[Saved entries]
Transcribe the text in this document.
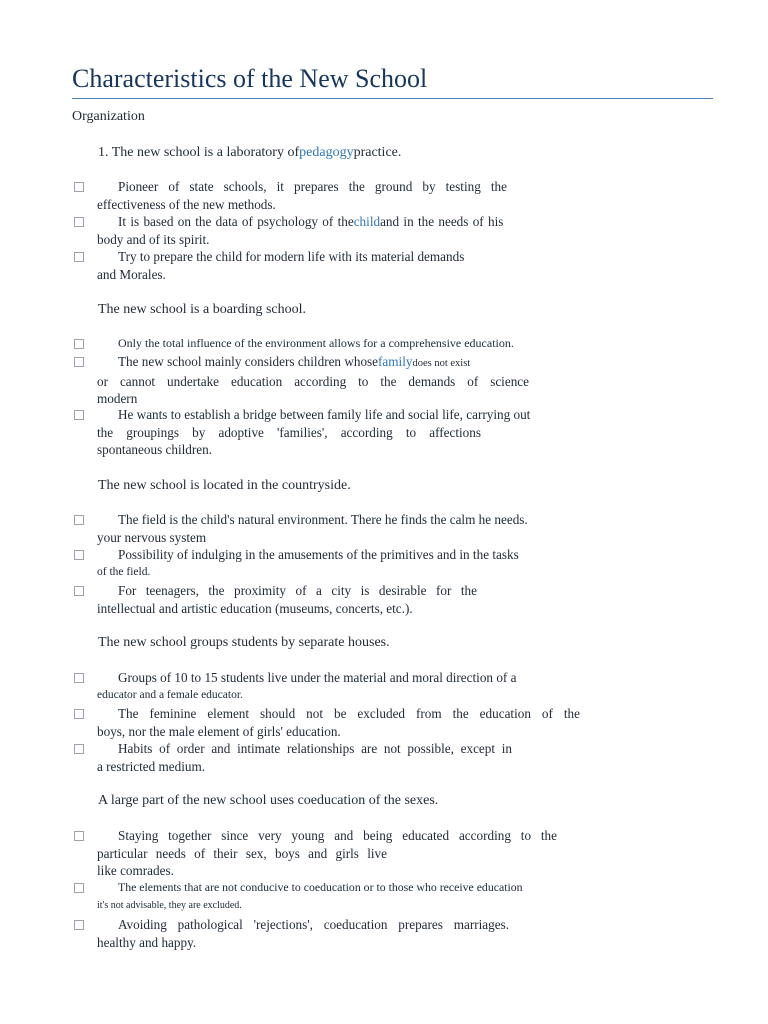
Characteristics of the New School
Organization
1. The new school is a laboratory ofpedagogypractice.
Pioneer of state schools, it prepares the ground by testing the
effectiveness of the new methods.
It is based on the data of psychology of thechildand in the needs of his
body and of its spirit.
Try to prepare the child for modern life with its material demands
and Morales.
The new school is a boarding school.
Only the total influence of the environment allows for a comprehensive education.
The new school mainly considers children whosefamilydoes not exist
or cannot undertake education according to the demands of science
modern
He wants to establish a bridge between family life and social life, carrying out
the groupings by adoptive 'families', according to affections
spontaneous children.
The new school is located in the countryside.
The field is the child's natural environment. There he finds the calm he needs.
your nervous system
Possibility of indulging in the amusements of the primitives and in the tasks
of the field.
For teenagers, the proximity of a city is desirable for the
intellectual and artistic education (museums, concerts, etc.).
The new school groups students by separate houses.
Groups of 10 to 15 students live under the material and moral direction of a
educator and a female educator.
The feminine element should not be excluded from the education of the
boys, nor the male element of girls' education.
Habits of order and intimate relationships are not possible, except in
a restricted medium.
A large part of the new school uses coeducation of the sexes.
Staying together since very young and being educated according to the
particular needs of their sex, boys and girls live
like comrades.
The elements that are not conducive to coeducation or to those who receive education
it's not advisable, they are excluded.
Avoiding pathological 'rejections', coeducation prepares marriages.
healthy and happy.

- _Directions for this task_
Output all of the entries verbatim, leaving out any images.

- _Output of the exercise_
Transcribe the text in this document.
Characteristics of the New School
Organization
1. The new school is a laboratory ofpedagogypractice.
Pioneer of state schools, it prepares the ground by testing the
effectiveness of the new methods.
It is based on the data of psychology of thechildand in the needs of his
body and of its spirit.
Try to prepare the child for modern life with its material demands
and Morales.
The new school is a boarding school.
Only the total influence of the environment allows for a comprehensive education.
The new school mainly considers children whosefamilydoes not exist
or cannot undertake education according to the demands of science
modern
He wants to establish a bridge between family life and social life, carrying out
the groupings by adoptive 'families', according to affections
spontaneous children.
The new school is located in the countryside.
The field is the child's natural environment. There he finds the calm he needs.
your nervous system
Possibility of indulging in the amusements of the primitives and in the tasks
of the field.
For teenagers, the proximity of a city is desirable for the
intellectual and artistic education (museums, concerts, etc.).
The new school groups students by separate houses.
Groups of 10 to 15 students live under the material and moral direction of a
educator and a female educator.
The feminine element should not be excluded from the education of the
boys, nor the male element of girls' education.
Habits of order and intimate relationships are not possible, except in
a restricted medium.
A large part of the new school uses coeducation of the sexes.
Staying together since very young and being educated according to the
particular needs of their sex, boys and girls live
like comrades.
The elements that are not conducive to coeducation or to those who receive education
it's not advisable, they are excluded.
Avoiding pathological 'rejections', coeducation prepares marriages.
healthy and happy.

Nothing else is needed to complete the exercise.